■ **LIST OF TASKS**:
1. In the excerpt on nipple and areola procedures, how long does Dr. Rowe say the piercing stays in after he pulls out an inverted nipple?
2. Rewrite the excerpt on nipple and areola procedures from "Marta, a 36-year-old" up to and including "to my breasts.", swapping "Wednesday" for "Tuesday".

■ **EXCERPT PROVIDED**:
******************************
First, you have to make sure the nipple didn't suddenly go from an outie to an innie, which can signal something more serious and should be assessed by your doctor. If someone has always had inverted nipples or has had them since puberty, chances are things are fine, says Dr. Rowe, who explains that they're usually caused when milk ducts constrict and pull the nipple in.
"A lot of people go in there and cut those ducts and it releases the nipple, but what I've found to be an issue with that is, one, you have a scar on your nipple, and two, you may lose the ability to breastfeed," he says, though he acknowledges that many people with inverted nipples aren’t able to breastfeed to begin with. His approach? "I numb up the nipple, then I pull it out and put a piercing at the base, which keeps the nipple out. You leave that piercing in for about three months and after that, those ducts have been stretched and you can remove the piercing without the nipple inverting, and usually, with sensitivity intact."
What are your options when it comes to areola augmentation?
Both doctors say that areola reduction is the most popular request in their practices, especially among new moms who find that the area has enlarged after pregnancy. "The average size areola for a Caucasian woman is about four centimetres across, which is just under two inches, so that’s what a lot of women go for," says Dr. Rowe.
Often, a breast lift is enough to reduce the size, says Dr. Ip, since it removes excess skin from around the areola, but in other cases, a circumferential incision is made around the border of the areola, some tissue is removed, and dissolvable stitches are used to seal it.
And areola enlargement, though rarer, isn't unheard of. Dr. Rowe sees women, many of whom are of Northern European descent, whose areolas are so faint, they just look like regular breast skin. In those cases, he can make an areola in the same way specialists would do for breast reconstruction patients post-mastectomy. "For that rugated, rough texture of a regular areola, you can put a skin graft on in three dimensions. It heals with some bumps and looks like an areola," he says.
But when an areola is easily visible and the patient just wants it to be larger, he stays away from grafts and tattooing, which he finds look too obvious. "Instead, I put tension on the areola with deep sutures and it slowly stretches out the areola. It's a painless procedure," Dr. Rowe says.
What's the recovery like?
Quicker than you'd likely expect. "You're back to work and your normal routine in about 24 hours," says Dr. Rowe. The stitches used are dissolvable, too, so you don't need to have them removed at your follow-up appointment.
One 43-year-old woman, Lori, tell us she "loved [her] small breasts, but hated how far [her] nipples stuck out from the side ever since she was a teenager," so she decided to get an isolated nipple reduction nearly a decade ago. "My nipples were really sore and sensitive for about a week, but I only took one painkiller and went out to dinner the same day I got the surgery. It was surprisingly not a big deal at all."
Marta, a 36-year-old mother who went to Dr. Ip for a breast augmentation and areola reduction eight months ago, also says her recovery was unexpectedly simple. "I had my surgery on a Wednesday morning and mostly just slept for the rest of the day and took a painkiller. I took the meds on Thursday and Friday, too, but on Saturday, I woke up feeling completely like myself. I could move my arms up and down and I didn’t even need a Tylenol."
Is there scarring?
Within a few months, the scars will fade and you'll likely be left with a very faint, thin line where the incision was made. Lori's nipples healed perfectly and she says, "they look exactly like the ones I was born with, just smaller," while Marta tells us, "I just have a really fine white line around the areola, but if you saw me topless, you would honestly not be able to tell I had anything at all done to my breasts.
How much does it cost?
Isolated nipple and areola procedures run from £1,200 to £2,000 and breast augmentations range from £5,000 to £12,000.
******************************
■ **DATA PROVIDED**:

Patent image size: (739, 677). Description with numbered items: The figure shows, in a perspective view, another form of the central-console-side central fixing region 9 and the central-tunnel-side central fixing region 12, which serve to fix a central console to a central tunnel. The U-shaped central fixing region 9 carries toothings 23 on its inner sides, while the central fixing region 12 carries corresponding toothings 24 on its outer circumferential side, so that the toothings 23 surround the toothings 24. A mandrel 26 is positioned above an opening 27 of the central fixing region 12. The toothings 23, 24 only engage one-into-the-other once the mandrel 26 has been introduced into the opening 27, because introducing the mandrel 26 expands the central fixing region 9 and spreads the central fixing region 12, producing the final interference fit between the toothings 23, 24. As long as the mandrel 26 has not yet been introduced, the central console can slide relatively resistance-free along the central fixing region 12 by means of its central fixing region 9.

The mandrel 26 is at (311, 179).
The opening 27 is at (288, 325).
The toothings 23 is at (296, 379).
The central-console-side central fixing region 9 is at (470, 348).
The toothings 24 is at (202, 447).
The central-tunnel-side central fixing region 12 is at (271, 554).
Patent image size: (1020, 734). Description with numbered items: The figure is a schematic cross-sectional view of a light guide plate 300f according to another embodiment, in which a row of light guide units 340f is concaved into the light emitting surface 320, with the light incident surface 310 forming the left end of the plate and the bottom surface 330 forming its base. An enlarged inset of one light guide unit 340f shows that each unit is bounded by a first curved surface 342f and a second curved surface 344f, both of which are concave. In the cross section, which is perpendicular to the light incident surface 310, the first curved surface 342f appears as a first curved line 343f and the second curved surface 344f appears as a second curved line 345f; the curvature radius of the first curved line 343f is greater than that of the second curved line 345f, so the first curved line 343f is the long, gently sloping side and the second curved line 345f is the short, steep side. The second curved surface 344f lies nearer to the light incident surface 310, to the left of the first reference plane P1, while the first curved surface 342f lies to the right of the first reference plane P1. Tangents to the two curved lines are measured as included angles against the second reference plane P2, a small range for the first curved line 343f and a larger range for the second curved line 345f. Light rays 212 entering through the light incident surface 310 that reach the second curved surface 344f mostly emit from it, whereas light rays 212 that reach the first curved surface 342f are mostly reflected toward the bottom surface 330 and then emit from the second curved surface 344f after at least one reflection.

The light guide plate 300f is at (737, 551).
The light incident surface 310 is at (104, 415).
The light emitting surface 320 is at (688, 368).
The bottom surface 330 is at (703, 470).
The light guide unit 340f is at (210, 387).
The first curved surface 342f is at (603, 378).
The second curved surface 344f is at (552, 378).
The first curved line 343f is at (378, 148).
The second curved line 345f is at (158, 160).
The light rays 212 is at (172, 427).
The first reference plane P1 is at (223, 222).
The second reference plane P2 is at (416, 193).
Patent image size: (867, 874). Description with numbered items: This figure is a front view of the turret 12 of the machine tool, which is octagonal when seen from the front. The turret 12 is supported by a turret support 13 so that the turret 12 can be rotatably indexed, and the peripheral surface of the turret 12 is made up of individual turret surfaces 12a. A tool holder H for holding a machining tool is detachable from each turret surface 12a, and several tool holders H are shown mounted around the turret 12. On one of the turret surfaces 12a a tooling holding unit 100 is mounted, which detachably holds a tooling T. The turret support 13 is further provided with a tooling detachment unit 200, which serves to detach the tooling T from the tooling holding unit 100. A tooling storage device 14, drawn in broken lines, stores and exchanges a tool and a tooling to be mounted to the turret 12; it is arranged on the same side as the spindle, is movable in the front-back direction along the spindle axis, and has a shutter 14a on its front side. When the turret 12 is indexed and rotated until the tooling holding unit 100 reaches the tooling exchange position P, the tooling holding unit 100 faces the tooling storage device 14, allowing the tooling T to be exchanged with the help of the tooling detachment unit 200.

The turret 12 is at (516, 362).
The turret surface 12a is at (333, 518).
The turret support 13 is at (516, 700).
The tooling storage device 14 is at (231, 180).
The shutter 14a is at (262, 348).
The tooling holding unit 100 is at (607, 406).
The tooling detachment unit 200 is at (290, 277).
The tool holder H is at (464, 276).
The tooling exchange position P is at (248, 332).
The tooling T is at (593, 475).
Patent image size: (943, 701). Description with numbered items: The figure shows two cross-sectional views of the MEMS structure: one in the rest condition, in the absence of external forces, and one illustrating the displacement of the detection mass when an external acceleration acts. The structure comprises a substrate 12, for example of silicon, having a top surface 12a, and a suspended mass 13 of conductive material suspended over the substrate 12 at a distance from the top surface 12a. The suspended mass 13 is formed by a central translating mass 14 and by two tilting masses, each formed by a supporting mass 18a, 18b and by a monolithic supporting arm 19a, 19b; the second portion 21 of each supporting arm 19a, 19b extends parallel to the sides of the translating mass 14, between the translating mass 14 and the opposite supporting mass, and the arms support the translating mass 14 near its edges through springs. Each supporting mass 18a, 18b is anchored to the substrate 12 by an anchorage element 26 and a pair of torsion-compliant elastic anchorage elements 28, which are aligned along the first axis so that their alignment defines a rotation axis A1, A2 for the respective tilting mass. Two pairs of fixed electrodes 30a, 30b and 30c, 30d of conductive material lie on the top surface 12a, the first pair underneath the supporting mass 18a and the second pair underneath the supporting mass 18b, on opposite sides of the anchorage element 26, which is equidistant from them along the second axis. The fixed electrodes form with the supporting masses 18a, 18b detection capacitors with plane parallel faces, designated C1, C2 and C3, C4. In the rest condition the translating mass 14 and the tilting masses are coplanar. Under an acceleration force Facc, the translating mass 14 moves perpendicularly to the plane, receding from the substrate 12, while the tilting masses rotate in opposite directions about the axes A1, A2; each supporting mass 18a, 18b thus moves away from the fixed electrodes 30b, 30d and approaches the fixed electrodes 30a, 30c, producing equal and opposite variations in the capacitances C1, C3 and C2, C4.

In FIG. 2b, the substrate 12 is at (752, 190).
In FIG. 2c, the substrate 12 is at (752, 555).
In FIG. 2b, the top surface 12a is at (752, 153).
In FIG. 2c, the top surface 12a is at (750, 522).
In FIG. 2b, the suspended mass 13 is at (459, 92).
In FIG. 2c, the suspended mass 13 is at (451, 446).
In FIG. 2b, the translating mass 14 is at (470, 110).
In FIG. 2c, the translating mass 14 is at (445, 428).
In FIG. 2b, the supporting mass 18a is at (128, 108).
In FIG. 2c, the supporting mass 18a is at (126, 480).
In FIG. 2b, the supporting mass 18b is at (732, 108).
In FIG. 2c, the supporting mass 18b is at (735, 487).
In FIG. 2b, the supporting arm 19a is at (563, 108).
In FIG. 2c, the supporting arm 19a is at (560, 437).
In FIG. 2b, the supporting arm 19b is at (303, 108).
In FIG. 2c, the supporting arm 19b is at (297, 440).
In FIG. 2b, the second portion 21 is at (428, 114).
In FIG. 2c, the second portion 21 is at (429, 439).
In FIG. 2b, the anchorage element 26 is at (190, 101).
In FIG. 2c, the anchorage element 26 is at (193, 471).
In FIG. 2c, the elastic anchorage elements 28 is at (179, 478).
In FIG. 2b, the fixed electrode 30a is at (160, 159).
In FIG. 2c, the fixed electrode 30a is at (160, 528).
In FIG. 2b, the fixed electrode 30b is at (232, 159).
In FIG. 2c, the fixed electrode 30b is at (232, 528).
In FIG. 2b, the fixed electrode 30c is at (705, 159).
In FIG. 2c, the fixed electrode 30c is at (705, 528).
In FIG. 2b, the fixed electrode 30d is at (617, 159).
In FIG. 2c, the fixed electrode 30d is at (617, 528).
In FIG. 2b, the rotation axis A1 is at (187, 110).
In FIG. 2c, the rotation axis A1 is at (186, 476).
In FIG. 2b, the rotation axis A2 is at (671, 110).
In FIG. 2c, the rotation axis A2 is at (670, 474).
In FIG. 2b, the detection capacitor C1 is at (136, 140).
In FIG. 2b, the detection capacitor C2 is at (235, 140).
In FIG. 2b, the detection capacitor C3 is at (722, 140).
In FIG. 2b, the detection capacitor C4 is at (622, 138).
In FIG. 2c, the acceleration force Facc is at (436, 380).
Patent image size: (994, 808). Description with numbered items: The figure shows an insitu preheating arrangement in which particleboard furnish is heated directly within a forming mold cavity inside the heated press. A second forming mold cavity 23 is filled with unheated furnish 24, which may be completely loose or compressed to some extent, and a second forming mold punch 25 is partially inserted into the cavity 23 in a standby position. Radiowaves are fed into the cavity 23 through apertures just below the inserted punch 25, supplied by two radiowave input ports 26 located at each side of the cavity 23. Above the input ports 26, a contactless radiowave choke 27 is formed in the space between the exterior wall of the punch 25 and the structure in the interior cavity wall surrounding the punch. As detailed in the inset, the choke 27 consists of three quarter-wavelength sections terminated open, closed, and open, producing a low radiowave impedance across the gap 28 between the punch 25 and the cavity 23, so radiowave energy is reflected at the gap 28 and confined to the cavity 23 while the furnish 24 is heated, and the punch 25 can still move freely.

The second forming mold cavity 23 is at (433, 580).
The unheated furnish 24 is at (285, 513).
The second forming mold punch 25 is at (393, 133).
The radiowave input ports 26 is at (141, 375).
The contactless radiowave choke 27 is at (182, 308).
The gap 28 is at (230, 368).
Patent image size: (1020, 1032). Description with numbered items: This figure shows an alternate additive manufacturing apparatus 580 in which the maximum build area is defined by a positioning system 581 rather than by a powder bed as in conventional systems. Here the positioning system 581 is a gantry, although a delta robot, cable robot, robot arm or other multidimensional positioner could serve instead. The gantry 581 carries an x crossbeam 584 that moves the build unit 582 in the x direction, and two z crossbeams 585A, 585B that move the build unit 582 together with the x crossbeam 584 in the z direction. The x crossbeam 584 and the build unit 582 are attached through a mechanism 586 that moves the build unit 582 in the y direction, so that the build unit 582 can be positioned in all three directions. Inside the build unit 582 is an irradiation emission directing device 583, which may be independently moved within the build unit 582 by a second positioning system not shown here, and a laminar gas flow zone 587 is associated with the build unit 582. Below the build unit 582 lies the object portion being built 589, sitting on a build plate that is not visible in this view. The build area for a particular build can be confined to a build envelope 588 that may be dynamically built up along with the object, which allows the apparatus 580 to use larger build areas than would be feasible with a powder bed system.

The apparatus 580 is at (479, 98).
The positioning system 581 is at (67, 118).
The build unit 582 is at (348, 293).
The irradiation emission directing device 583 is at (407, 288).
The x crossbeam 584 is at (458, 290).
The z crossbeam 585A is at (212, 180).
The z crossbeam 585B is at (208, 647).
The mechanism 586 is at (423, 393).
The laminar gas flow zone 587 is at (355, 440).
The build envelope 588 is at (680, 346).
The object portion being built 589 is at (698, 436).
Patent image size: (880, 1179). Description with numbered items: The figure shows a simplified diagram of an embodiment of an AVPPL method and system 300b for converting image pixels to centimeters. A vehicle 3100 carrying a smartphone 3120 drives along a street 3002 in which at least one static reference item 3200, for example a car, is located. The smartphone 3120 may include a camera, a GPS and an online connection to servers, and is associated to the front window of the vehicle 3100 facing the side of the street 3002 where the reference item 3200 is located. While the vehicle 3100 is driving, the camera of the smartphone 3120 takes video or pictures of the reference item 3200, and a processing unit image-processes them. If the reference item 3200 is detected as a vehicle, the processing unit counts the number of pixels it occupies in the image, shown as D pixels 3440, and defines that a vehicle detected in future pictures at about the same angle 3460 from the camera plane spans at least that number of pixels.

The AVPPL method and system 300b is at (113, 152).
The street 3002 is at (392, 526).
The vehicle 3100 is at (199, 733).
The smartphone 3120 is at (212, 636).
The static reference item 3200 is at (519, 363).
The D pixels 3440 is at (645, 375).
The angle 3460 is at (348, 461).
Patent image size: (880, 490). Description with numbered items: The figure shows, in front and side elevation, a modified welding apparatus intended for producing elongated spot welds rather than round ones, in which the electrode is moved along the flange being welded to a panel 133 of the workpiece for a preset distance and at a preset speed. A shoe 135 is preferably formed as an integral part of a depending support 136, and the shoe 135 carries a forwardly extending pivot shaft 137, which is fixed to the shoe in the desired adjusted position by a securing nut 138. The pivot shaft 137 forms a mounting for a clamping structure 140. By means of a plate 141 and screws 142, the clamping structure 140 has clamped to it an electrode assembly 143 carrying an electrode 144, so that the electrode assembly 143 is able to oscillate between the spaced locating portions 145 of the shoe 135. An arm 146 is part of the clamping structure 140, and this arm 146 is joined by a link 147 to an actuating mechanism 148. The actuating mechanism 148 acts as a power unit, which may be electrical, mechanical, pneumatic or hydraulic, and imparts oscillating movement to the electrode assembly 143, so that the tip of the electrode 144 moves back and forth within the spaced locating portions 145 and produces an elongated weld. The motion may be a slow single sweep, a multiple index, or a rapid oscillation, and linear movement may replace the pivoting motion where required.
******************************
■ **SOLUTIONS TO THE TASKS**:
1. About three months.

2.
Marta, a 36-year-old mother who went to Dr. Ip for a breast augmentation and areola reduction eight months ago, also says her recovery was unexpectedly simple. "I had my surgery on a Tuesday morning and mostly just slept for the rest of the day and took a painkiller. I took the meds on Thursday and Friday, too, but on Saturday, I woke up feeling completely like myself. I could move my arms up and down and I didn’t even need a Tylenol."
Is there scarring?
Within a few months, the scars will fade and you'll likely be left with a very faint, thin line where the incision was made. Lori's nipples healed perfectly and she says, "they look exactly like the ones I was born with, just smaller," while Marta tells us, "I just have a really fine white line around the areola, but if you saw me topless, you would honestly not be able to tell I had anything at all done to my breasts.